* **TASK BRIEF**:
Write the material out again exactly as it stands.

## BEGIN EXTRACTED INFORMATION

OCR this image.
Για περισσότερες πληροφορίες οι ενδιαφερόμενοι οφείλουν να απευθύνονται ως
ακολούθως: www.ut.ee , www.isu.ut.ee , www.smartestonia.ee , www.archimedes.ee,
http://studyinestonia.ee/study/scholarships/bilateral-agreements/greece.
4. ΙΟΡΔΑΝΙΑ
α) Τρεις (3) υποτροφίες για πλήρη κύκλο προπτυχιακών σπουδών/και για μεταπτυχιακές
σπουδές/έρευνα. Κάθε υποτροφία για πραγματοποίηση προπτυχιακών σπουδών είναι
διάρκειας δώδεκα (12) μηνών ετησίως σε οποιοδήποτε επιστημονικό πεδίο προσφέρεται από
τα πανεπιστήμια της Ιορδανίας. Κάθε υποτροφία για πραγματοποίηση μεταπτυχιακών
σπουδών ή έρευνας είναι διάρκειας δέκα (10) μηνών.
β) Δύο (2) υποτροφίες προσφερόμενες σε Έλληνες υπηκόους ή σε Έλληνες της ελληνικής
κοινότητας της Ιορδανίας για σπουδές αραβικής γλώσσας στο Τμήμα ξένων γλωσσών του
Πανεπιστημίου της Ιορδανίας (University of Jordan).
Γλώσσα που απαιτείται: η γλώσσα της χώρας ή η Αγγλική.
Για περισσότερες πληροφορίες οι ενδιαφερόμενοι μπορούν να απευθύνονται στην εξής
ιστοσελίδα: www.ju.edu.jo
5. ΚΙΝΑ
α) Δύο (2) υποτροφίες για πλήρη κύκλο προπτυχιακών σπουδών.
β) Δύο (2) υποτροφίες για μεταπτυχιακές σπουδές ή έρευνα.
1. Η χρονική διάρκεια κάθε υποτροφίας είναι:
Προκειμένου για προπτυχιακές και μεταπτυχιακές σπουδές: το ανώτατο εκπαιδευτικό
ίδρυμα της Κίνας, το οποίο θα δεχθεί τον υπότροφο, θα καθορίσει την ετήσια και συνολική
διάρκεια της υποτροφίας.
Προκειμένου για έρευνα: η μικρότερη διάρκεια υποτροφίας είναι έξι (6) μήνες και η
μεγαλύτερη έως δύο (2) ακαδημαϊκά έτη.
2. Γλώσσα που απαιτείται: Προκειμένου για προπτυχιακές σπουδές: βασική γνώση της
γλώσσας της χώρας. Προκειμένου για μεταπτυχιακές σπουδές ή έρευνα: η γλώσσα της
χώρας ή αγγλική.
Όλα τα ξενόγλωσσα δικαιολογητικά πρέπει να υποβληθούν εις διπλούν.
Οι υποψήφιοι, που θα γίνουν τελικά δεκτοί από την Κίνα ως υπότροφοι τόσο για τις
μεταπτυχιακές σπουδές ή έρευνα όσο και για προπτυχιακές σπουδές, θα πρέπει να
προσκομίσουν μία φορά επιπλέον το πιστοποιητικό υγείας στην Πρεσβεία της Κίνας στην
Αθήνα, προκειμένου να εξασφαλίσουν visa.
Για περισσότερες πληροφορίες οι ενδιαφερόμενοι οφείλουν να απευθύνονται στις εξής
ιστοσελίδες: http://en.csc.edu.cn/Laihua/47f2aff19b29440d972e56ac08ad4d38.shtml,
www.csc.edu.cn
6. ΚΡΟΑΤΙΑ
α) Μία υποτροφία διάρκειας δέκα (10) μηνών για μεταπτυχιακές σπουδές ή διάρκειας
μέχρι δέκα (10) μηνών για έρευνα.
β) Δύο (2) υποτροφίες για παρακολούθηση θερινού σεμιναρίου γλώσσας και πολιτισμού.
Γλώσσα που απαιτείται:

## END EXTRACTED INFORMATION

* **TASK RESPONSE**:
OCR this image.
Για περισσότερες πληροφορίες οι ενδιαφερόμενοι οφείλουν να απευθύνονται ως
ακολούθως: www.ut.ee , www.isu.ut.ee , www.smartestonia.ee , www.archimedes.ee,
http://studyinestonia.ee/study/scholarships/bilateral-agreements/greece.
4. ΙΟΡΔΑΝΙΑ
α) Τρεις (3) υποτροφίες για πλήρη κύκλο προπτυχιακών σπουδών/και για μεταπτυχιακές
σπουδές/έρευνα. Κάθε υποτροφία για πραγματοποίηση προπτυχιακών σπουδών είναι
διάρκειας δώδεκα (12) μηνών ετησίως σε οποιοδήποτε επιστημονικό πεδίο προσφέρεται από
τα πανεπιστήμια της Ιορδανίας. Κάθε υποτροφία για πραγματοποίηση μεταπτυχιακών
σπουδών ή έρευνας είναι διάρκειας δέκα (10) μηνών.
β) Δύο (2) υποτροφίες προσφερόμενες σε Έλληνες υπηκόους ή σε Έλληνες της ελληνικής
κοινότητας της Ιορδανίας για σπουδές αραβικής γλώσσας στο Τμήμα ξένων γλωσσών του
Πανεπιστημίου της Ιορδανίας (University of Jordan).
Γλώσσα που απαιτείται: η γλώσσα της χώρας ή η Αγγλική.
Για περισσότερες πληροφορίες οι ενδιαφερόμενοι μπορούν να απευθύνονται στην εξής
ιστοσελίδα: www.ju.edu.jo
5. ΚΙΝΑ
α) Δύο (2) υποτροφίες για πλήρη κύκλο προπτυχιακών σπουδών.
β) Δύο (2) υποτροφίες για μεταπτυχιακές σπουδές ή έρευνα.
1. Η χρονική διάρκεια κάθε υποτροφίας είναι:
Προκειμένου για προπτυχιακές και μεταπτυχιακές σπουδές: το ανώτατο εκπαιδευτικό
ίδρυμα της Κίνας, το οποίο θα δεχθεί τον υπότροφο, θα καθορίσει την ετήσια και συνολική
διάρκεια της υποτροφίας.
Προκειμένου για έρευνα: η μικρότερη διάρκεια υποτροφίας είναι έξι (6) μήνες και η
μεγαλύτερη έως δύο (2) ακαδημαϊκά έτη.
2. Γλώσσα που απαιτείται: Προκειμένου για προπτυχιακές σπουδές: βασική γνώση της
γλώσσας της χώρας. Προκειμένου για μεταπτυχιακές σπουδές ή έρευνα: η γλώσσα της
χώρας ή αγγλική.
Όλα τα ξενόγλωσσα δικαιολογητικά πρέπει να υποβληθούν εις διπλούν.
Οι υποψήφιοι, που θα γίνουν τελικά δεκτοί από την Κίνα ως υπότροφοι τόσο για τις
μεταπτυχιακές σπουδές ή έρευνα όσο και για προπτυχιακές σπουδές, θα πρέπει να
προσκομίσουν μία φορά επιπλέον το πιστοποιητικό υγείας στην Πρεσβεία της Κίνας στην
Αθήνα, προκειμένου να εξασφαλίσουν visa.
Για περισσότερες πληροφορίες οι ενδιαφερόμενοι οφείλουν να απευθύνονται στις εξής
ιστοσελίδες: http://en.csc.edu.cn/Laihua/47f2aff19b29440d972e56ac08ad4d38.shtml,
www.csc.edu.cn
6. ΚΡΟΑΤΙΑ
α) Μία υποτροφία διάρκειας δέκα (10) μηνών για μεταπτυχιακές σπουδές ή διάρκειας
μέχρι δέκα (10) μηνών για έρευνα.
β) Δύο (2) υποτροφίες για παρακολούθηση θερινού σεμιναρίου γλώσσας και πολιτισμού.
Γλώσσα που απαιτείται:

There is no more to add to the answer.